Dataset rows about figures:
————————

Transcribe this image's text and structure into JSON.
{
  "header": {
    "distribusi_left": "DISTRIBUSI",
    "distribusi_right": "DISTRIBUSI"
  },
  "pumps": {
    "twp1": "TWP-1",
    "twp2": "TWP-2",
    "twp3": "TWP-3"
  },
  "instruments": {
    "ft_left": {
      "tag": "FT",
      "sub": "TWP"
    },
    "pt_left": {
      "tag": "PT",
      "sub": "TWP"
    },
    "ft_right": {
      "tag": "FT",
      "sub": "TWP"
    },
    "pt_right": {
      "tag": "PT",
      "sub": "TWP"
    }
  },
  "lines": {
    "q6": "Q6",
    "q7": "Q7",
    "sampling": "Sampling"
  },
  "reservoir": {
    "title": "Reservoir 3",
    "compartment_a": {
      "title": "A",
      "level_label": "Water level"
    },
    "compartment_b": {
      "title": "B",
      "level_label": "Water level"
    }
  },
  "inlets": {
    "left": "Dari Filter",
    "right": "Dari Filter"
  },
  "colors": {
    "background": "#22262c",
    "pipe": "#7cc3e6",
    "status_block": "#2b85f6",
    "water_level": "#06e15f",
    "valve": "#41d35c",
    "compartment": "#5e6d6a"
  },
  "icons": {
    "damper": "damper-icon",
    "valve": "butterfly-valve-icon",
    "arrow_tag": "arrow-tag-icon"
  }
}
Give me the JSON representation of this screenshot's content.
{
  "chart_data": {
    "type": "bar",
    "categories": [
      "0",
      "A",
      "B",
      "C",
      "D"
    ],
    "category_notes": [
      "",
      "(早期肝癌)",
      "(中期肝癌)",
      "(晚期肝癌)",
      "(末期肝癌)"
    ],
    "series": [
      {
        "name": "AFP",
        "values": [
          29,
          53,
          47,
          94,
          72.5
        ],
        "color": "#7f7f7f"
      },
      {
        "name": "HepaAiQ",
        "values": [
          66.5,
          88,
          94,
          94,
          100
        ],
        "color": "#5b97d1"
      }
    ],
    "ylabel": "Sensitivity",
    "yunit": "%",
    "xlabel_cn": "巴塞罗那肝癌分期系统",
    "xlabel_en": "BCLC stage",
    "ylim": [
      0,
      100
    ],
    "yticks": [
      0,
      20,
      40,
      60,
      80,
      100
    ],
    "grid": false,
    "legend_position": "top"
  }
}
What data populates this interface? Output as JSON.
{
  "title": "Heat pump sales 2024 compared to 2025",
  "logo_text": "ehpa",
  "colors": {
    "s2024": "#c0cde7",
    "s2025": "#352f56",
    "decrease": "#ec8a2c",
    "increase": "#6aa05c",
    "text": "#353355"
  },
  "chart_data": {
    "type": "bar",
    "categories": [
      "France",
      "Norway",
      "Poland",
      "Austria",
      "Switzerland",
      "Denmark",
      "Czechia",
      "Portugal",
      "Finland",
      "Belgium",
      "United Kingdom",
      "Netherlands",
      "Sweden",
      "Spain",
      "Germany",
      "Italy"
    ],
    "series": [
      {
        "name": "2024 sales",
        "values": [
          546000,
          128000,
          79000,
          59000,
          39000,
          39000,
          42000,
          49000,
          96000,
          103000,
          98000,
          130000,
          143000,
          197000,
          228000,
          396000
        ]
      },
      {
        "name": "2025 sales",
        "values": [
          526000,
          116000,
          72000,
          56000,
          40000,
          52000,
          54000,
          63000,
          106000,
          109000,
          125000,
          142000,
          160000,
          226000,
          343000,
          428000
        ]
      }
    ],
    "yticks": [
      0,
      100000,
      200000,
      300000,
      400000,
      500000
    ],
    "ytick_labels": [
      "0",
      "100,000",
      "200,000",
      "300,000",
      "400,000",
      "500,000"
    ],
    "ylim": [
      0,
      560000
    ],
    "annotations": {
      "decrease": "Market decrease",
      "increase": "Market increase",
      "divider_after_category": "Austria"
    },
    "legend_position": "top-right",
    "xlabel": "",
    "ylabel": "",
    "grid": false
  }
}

————————

» **What is required**
Reproduce each entry from the records above, character for character.

» **Written reply**
Transcribe this image's text and structure into JSON.
{
  "header": {
    "distribusi_left": "DISTRIBUSI",
    "distribusi_right": "DISTRIBUSI"
  },
  "pumps": {
    "twp1": "TWP-1",
    "twp2": "TWP-2",
    "twp3": "TWP-3"
  },
  "instruments": {
    "ft_left": {
      "tag": "FT",
      "sub": "TWP"
    },
    "pt_left": {
      "tag": "PT",
      "sub": "TWP"
    },
    "ft_right": {
      "tag": "FT",
      "sub": "TWP"
    },
    "pt_right": {
      "tag": "PT",
      "sub": "TWP"
    }
  },
  "lines": {
    "q6": "Q6",
    "q7": "Q7",
    "sampling": "Sampling"
  },
  "reservoir": {
    "title": "Reservoir 3",
    "compartment_a": {
      "title": "A",
      "level_label": "Water level"
    },
    "compartment_b": {
      "title": "B",
      "level_label": "Water level"
    }
  },
  "inlets": {
    "left": "Dari Filter",
    "right": "Dari Filter"
  },
  "colors": {
    "background": "#22262c",
    "pipe": "#7cc3e6",
    "status_block": "#2b85f6",
    "water_level": "#06e15f",
    "valve": "#41d35c",
    "compartment": "#5e6d6a"
  },
  "icons": {
    "damper": "damper-icon",
    "valve": "butterfly-valve-icon",
    "arrow_tag": "arrow-tag-icon"
  }
}
Give me the JSON representation of this screenshot's content.
{
  "chart_data": {
    "type": "bar",
    "categories": [
      "0",
      "A",
      "B",
      "C",
      "D"
    ],
    "category_notes": [
      "",
      "(早期肝癌)",
      "(中期肝癌)",
      "(晚期肝癌)",
      "(末期肝癌)"
    ],
    "series": [
      {
        "name": "AFP",
        "values": [
          29,
          53,
          47,
          94,
          72.5
        ],
        "color": "#7f7f7f"
      },
      {
        "name": "HepaAiQ",
        "values": [
          66.5,
          88,
          94,
          94,
          100
        ],
        "color": "#5b97d1"
      }
    ],
    "ylabel": "Sensitivity",
    "yunit": "%",
    "xlabel_cn": "巴塞罗那肝癌分期系统",
    "xlabel_en": "BCLC stage",
    "ylim": [
      0,
      100
    ],
    "yticks": [
      0,
      20,
      40,
      60,
      80,
      100
    ],
    "grid": false,
    "legend_position": "top"
  }
}
What data populates this interface? Output as JSON.
{
  "title": "Heat pump sales 2024 compared to 2025",
  "logo_text": "ehpa",
  "colors": {
    "s2024": "#c0cde7",
    "s2025": "#352f56",
    "decrease": "#ec8a2c",
    "increase": "#6aa05c",
    "text": "#353355"
  },
  "chart_data": {
    "type": "bar",
    "categories": [
      "France",
      "Norway",
      "Poland",
      "Austria",
      "Switzerland",
      "Denmark",
      "Czechia",
      "Portugal",
      "Finland",
      "Belgium",
      "United Kingdom",
      "Netherlands",
      "Sweden",
      "Spain",
      "Germany",
      "Italy"
    ],
    "series": [
      {
        "name": "2024 sales",
        "values": [
          546000,
          128000,
          79000,
          59000,
          39000,
          39000,
          42000,
          49000,
          96000,
          103000,
          98000,
          130000,
          143000,
          197000,
          228000,
          396000
        ]
      },
      {
        "name": "2025 sales",
        "values": [
          526000,
          116000,
          72000,
          56000,
          40000,
          52000,
          54000,
          63000,
          106000,
          109000,
          125000,
          142000,
          160000,
          226000,
          343000,
          428000
        ]
      }
    ],
    "yticks": [
      0,
      100000,
      200000,
      300000,
      400000,
      500000
    ],
    "ytick_labels": [
      "0",
      "100,000",
      "200,000",
      "300,000",
      "400,000",
      "500,000"
    ],
    "ylim": [
      0,
      560000
    ],
    "annotations": {
      "decrease": "Market decrease",
      "increase": "Market increase",
      "divider_after_category": "Austria"
    },
    "legend_position": "top-right",
    "xlabel": "",
    "ylabel": "",
    "grid": false
  }
}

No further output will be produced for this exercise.